◆ GIVEN INFORMATION
---*---

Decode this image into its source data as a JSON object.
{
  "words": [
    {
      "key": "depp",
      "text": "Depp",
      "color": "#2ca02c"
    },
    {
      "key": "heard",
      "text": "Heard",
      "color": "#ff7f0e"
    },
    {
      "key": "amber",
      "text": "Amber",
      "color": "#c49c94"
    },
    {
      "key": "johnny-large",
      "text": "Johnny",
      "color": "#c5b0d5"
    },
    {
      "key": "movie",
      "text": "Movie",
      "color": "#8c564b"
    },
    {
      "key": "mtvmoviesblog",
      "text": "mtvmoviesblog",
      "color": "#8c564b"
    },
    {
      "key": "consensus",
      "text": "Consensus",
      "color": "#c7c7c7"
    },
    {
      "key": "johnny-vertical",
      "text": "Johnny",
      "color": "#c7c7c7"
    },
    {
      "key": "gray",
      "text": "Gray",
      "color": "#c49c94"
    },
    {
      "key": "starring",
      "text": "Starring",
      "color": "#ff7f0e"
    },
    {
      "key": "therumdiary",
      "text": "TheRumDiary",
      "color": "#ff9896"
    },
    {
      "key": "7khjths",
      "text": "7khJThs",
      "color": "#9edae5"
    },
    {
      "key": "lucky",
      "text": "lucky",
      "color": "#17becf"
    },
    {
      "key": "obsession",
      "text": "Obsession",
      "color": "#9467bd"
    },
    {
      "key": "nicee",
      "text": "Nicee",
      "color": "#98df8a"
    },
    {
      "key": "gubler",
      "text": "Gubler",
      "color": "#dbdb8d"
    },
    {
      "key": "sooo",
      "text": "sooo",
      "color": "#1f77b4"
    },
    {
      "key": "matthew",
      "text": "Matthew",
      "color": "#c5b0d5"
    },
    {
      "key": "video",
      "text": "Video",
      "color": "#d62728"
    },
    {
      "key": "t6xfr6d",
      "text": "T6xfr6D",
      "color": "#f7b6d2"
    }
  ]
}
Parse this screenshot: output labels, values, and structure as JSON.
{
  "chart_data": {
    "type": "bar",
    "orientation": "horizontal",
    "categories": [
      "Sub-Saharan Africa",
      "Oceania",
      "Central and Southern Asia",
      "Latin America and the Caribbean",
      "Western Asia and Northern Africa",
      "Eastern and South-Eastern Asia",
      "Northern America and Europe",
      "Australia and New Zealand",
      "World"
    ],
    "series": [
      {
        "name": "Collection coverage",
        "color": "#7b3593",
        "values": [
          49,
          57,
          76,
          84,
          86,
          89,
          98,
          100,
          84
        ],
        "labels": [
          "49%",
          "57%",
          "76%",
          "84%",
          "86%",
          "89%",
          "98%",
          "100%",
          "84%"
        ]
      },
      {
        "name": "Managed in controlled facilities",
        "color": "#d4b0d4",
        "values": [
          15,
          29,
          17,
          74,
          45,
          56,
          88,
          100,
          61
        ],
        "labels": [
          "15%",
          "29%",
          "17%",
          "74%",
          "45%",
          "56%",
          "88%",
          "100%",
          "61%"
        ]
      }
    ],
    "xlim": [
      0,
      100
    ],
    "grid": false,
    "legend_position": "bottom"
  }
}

---*---

◆ TASK STATEMENT
Filter the records above and return every line that holds the word "name".

◆ RIGHT ANSWER
        "name": "Collection coverage",
        "name": "Managed in controlled facilities",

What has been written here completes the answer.